:: INFORMATION SHOWN
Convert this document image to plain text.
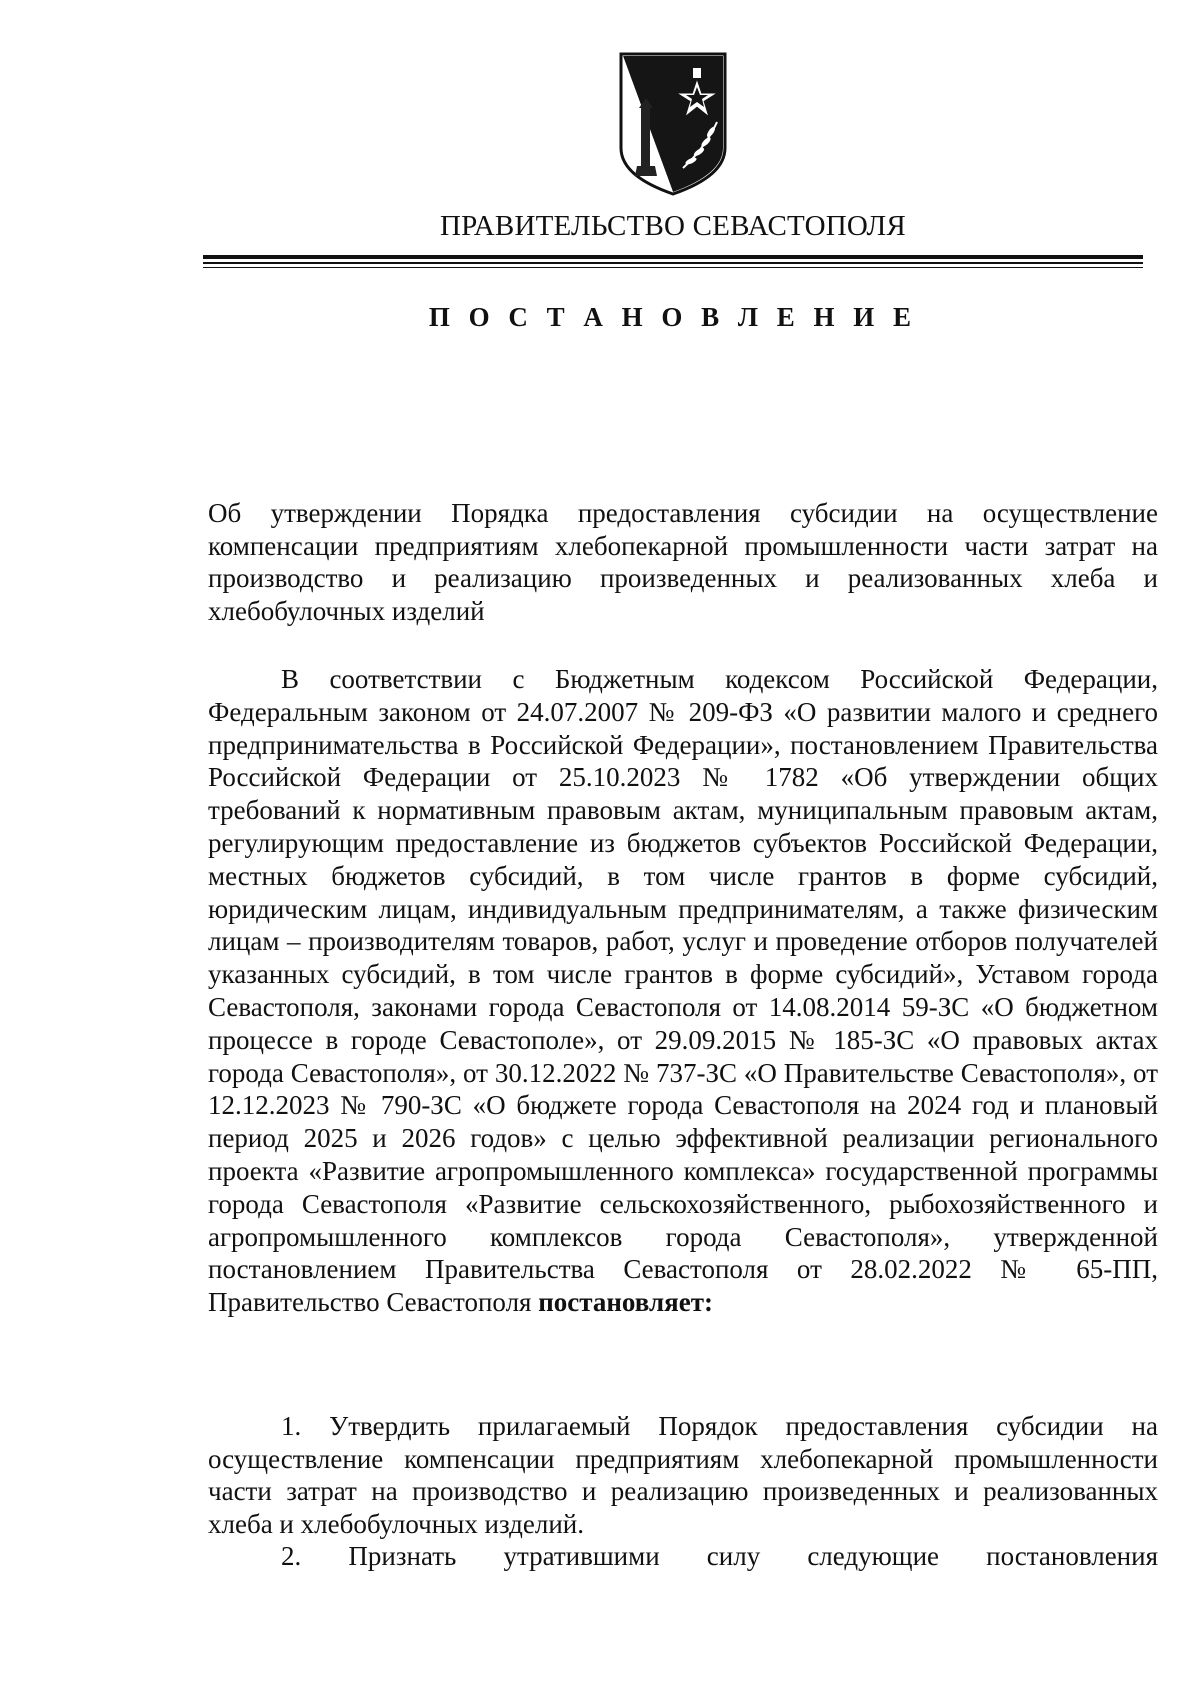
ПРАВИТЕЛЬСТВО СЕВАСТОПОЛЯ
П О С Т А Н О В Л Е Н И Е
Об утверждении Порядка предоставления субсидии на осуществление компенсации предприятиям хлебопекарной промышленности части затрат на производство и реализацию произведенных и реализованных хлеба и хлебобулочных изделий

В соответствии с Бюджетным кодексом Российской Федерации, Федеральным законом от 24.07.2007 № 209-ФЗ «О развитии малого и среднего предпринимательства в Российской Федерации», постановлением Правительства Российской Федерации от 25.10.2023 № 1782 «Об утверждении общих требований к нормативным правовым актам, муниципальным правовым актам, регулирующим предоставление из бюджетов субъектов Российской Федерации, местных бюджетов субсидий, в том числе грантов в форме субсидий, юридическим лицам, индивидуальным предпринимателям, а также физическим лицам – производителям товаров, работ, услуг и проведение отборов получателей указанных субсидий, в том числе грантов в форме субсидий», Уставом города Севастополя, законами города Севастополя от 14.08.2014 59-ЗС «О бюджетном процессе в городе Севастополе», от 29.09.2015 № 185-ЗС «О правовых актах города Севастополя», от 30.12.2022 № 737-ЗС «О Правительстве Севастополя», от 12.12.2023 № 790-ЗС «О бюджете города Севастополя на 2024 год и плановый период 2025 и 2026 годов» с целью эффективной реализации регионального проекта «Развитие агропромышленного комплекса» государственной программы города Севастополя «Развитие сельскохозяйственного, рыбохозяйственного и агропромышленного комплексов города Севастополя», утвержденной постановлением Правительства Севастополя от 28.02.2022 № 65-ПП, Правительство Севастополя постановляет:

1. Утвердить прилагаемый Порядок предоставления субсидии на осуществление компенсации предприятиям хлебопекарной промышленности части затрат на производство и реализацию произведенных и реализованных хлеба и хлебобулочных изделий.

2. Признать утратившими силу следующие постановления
::::
:: INFORMATION SHOWN
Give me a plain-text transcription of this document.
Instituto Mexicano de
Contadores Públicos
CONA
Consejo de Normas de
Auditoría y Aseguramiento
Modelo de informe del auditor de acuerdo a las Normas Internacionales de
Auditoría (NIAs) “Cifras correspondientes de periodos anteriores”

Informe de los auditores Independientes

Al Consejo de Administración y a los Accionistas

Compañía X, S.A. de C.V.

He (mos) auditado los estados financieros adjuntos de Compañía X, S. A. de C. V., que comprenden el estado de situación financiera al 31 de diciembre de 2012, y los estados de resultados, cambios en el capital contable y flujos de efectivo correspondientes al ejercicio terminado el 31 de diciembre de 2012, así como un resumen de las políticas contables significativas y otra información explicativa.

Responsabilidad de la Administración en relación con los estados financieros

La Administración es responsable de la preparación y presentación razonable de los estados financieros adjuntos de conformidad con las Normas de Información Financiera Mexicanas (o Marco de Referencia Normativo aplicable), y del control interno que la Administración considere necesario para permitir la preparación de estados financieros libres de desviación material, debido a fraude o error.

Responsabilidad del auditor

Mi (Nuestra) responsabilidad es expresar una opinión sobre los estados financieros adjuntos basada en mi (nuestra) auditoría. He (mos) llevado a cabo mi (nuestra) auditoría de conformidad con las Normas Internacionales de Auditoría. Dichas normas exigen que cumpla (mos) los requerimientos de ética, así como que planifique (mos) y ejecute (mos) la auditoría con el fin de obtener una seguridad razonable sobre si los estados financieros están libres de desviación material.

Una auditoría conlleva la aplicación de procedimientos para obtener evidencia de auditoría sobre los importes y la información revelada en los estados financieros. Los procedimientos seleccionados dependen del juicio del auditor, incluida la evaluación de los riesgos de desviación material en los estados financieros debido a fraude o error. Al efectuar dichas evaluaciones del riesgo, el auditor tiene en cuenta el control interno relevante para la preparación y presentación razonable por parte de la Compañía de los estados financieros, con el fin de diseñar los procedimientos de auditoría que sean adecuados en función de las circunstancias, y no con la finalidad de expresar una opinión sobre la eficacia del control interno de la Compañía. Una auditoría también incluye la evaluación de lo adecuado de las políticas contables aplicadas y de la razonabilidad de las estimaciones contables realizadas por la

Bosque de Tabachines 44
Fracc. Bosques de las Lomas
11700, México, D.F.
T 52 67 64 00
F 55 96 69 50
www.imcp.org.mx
::::
- DESCRIPTION OF THE TASK: Sift the material for lines with the string "субсидии". Copy each one found.

- TASK SOLUTION:
Об утверждении Порядка предоставления субсидии на осуществление компенсации предприятиям хлебопекарной промышленности части затрат на производство и реализацию произведенных и реализованных хлеба и хлебобулочных изделий
1. Утвердить прилагаемый Порядок предоставления субсидии на осуществление компенсации предприятиям хлебопекарной промышленности части затрат на производство и реализацию произведенных и реализованных хлеба и хлебобулочных изделий.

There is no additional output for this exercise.